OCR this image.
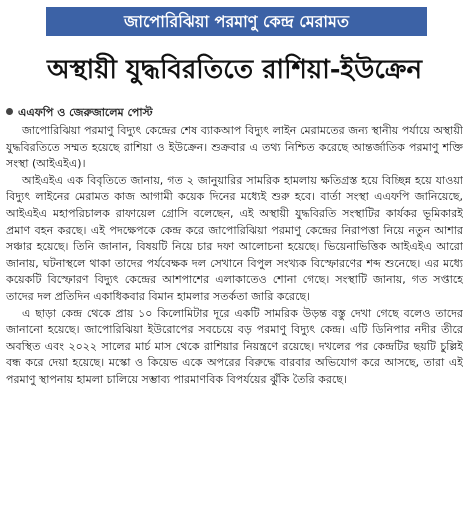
জাপোরিঝিয়া পরমাণু কেন্দ্র মেরামত
অস্থায়ী যুদ্ধবিরতিতে রাশিয়া-ইউক্রেন
এএফপি ও জেরুজালেম পোস্ট

জাপোরিঝিয়া পরমাণু বিদ্যুৎ কেন্দ্রের শেষ ব্যাকআপ বিদ্যুৎ লাইন মেরামতের জন্য স্থানীয় পর্যায়ে অস্থায়ী যুদ্ধবিরতিতে সম্মত হয়েছে রাশিয়া ও ইউক্রেন। শুক্রবার এ তথ্য নিশ্চিত করেছে আন্তর্জাতিক পরমাণু শক্তি সংস্থা (আইএইএ)।

আইএইএ এক বিবৃতিতে জানায়, গত ২ জানুয়ারির সামরিক হামলায় ক্ষতিগ্রস্ত হয়ে বিচ্ছিন্ন হয়ে যাওয়া বিদ্যুৎ লাইনের মেরামত কাজ আগামী কয়েক দিনের মধ্যেই শুরু হবে। বার্তা সংস্থা এএফপি জানিয়েছে, আইএইএ মহাপরিচালক রাফায়েল গ্রোসি বলেছেন, এই অস্থায়ী যুদ্ধবিরতি সংস্থাটির কার্যকর ভূমিকারই প্রমাণ বহন করছে। এই পদক্ষেপকে কেন্দ্র করে জাপোরিঝিয়া পরমাণু কেন্দ্রের নিরাপত্তা নিয়ে নতুন আশার সঞ্চার হয়েছে। তিনি জানান, বিষয়টি নিয়ে চার দফা আলোচনা হয়েছে। ভিয়েনাভিত্তিক আইএইএ আরো জানায়, ঘটনাস্থলে থাকা তাদের পর্যবেক্ষক দল সেখানে বিপুল সংখ্যক বিস্ফোরণের শব্দ শুনেছে। এর মধ্যে কয়েকটি বিস্ফোরণ বিদ্যুৎ কেন্দ্রের আশপাশের এলাকাতেও শোনা গেছে। সংস্থাটি জানায়, গত সপ্তাহে তাদের দল প্রতিদিন একাধিকবার বিমান হামলার সতর্কতা জারি করেছে।

এ ছাড়া কেন্দ্র থেকে প্রায় ১০ কিলোমিটার দূরে একটি সামরিক উড়ন্ত বস্তু দেখা গেছে বলেও তাদের জানানো হয়েছে। জাপোরিঝিয়া ইউরোপের সবচেয়ে বড় পরমাণু বিদ্যুৎ কেন্দ্র। এটি ডিনিপার নদীর তীরে অবস্থিত এবং ২০২২ সালের মার্চ মাস থেকে রাশিয়ার নিয়ন্ত্রণে রয়েছে। দখলের পর কেন্দ্রটির ছয়টি চুল্লিই বন্ধ করে দেয়া হয়েছে। মস্কো ও কিয়েভ একে অপরের বিরুদ্ধে বারবার অভিযোগ করে আসছে, তারা এই পরমাণু স্থাপনায় হামলা চালিয়ে সম্ভাব্য পারমাণবিক বিপর্যয়ের ঝুঁকি তৈরি করছে।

☆ ☆ ☆

=== Exercise aim ===
Using the records above, pull out each line where the word "আইএইএ" occurs.

=== Final result ===
জাপোরিঝিয়া পরমাণু বিদ্যুৎ কেন্দ্রের শেষ ব্যাকআপ বিদ্যুৎ লাইন মেরামতের জন্য স্থানীয় পর্যায়ে অস্থায়ী যুদ্ধবিরতিতে সম্মত হয়েছে রাশিয়া ও ইউক্রেন। শুক্রবার এ তথ্য নিশ্চিত করেছে আন্তর্জাতিক পরমাণু শক্তি সংস্থা (আইএইএ)।
আইএইএ এক বিবৃতিতে জানায়, গত ২ জানুয়ারির সামরিক হামলায় ক্ষতিগ্রস্ত হয়ে বিচ্ছিন্ন হয়ে যাওয়া বিদ্যুৎ লাইনের মেরামত কাজ আগামী কয়েক দিনের মধ্যেই শুরু হবে। বার্তা সংস্থা এএফপি জানিয়েছে, আইএইএ মহাপরিচালক রাফায়েল গ্রোসি বলেছেন, এই অস্থায়ী যুদ্ধবিরতি সংস্থাটির কার্যকর ভূমিকারই প্রমাণ বহন করছে। এই পদক্ষেপকে কেন্দ্র করে জাপোরিঝিয়া পরমাণু কেন্দ্রের নিরাপত্তা নিয়ে নতুন আশার সঞ্চার হয়েছে। তিনি জানান, বিষয়টি নিয়ে চার দফা আলোচনা হয়েছে। ভিয়েনাভিত্তিক আইএইএ আরো জানায়, ঘটনাস্থলে থাকা তাদের পর্যবেক্ষক দল সেখানে বিপুল সংখ্যক বিস্ফোরণের শব্দ শুনেছে। এর মধ্যে কয়েকটি বিস্ফোরণ বিদ্যুৎ কেন্দ্রের আশপাশের এলাকাতেও শোনা গেছে। সংস্থাটি জানায়, গত সপ্তাহে তাদের দল প্রতিদিন একাধিকবার বিমান হামলার সতর্কতা জারি করেছে।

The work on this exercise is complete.